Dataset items
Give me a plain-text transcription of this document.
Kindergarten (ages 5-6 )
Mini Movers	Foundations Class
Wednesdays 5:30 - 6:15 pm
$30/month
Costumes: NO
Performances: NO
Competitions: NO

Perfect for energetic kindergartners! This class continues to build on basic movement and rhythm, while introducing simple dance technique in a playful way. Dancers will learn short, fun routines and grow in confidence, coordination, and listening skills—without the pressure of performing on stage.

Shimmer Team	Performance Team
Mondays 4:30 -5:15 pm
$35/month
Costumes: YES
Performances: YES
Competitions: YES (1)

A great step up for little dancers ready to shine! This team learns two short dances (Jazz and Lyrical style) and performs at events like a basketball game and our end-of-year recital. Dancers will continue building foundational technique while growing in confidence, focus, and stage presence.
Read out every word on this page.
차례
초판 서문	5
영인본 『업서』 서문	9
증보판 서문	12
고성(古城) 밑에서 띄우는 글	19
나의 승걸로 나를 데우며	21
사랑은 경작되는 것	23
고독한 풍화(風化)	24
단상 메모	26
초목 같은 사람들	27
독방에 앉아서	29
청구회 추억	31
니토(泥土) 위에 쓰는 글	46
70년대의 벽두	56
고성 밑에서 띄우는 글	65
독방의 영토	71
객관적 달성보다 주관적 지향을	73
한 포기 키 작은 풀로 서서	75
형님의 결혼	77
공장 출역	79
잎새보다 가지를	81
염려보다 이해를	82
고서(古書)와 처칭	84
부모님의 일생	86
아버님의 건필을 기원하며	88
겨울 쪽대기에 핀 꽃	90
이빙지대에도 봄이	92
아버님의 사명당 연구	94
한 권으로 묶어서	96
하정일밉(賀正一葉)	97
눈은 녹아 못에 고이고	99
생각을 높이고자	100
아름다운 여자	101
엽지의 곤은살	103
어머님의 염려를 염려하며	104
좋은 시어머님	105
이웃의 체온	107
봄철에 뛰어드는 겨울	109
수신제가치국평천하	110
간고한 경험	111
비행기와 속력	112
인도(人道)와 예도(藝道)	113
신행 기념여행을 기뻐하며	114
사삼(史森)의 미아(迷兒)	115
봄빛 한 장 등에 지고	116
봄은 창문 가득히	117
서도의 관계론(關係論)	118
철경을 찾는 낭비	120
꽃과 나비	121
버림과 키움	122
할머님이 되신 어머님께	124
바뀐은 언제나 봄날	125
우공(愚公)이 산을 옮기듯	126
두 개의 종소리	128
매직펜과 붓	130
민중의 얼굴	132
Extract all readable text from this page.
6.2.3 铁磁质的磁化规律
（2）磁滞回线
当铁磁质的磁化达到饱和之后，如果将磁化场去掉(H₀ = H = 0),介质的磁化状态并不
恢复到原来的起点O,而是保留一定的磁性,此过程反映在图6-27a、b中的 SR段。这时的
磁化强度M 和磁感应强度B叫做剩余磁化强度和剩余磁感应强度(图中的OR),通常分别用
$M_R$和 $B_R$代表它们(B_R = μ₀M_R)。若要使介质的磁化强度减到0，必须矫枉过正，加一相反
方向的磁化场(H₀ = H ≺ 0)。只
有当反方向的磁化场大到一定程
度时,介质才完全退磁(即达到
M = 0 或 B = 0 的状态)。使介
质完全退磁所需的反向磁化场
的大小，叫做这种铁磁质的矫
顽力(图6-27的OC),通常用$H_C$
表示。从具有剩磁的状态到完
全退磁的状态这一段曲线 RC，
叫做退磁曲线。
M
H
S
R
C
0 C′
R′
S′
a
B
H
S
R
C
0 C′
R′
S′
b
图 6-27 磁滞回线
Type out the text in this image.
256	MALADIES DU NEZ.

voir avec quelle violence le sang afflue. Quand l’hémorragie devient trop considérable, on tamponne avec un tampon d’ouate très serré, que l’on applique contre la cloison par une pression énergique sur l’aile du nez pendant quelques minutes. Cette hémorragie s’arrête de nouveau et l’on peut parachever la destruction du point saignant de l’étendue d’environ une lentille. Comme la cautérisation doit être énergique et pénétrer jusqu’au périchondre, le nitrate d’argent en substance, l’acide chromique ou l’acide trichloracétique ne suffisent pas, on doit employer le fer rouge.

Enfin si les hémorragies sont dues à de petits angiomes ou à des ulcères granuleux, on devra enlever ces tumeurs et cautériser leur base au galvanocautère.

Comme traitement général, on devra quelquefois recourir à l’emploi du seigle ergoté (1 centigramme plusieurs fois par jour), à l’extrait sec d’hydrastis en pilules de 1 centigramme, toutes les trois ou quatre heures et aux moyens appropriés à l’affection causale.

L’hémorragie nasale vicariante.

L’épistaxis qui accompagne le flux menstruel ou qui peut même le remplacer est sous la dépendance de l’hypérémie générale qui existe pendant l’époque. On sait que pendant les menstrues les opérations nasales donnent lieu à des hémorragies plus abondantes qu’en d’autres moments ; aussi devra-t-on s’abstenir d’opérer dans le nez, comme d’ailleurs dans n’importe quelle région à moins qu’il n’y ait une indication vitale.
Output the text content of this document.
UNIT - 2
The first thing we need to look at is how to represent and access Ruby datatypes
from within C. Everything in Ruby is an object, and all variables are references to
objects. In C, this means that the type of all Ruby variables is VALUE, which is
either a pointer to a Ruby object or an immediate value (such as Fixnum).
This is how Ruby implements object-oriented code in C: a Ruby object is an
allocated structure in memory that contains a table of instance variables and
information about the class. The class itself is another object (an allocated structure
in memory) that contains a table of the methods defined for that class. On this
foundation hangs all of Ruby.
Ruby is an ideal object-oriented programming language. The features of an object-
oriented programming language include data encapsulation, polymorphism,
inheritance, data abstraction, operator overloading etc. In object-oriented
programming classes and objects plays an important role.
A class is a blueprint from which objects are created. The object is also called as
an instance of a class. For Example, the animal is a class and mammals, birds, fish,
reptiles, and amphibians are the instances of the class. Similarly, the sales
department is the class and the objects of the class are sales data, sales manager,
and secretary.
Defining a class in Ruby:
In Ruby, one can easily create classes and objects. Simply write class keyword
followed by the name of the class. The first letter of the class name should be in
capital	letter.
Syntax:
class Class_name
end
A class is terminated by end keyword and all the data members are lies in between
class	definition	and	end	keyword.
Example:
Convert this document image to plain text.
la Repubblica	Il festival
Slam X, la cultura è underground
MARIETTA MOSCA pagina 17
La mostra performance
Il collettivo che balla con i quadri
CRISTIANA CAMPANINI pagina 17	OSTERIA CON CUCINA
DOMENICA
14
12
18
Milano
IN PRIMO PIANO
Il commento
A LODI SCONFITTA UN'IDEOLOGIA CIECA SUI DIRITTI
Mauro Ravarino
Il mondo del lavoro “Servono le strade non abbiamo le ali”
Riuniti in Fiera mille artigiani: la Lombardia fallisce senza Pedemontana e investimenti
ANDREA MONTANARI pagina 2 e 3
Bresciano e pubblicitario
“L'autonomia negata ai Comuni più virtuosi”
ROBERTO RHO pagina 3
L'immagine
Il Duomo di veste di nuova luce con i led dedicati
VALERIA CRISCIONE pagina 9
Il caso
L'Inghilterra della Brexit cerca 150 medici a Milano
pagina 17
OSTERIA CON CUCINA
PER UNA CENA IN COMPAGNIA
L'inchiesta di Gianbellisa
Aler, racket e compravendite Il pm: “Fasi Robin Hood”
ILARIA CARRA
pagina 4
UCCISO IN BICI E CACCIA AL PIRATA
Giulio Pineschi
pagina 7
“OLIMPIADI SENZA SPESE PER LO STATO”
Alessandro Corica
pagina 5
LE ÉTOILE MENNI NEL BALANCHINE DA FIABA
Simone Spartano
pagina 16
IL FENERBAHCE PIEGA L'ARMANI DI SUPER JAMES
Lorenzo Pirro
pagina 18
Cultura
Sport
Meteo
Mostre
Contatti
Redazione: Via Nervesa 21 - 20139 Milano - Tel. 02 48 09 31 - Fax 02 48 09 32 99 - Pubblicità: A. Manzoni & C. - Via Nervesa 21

Requirement>
Filter for "CUCINA". Return all lines that hold it.

Exercise response>
CRISTIANA CAMPANINI pagina 17	OSTERIA CON CUCINA
OSTERIA CON CUCINA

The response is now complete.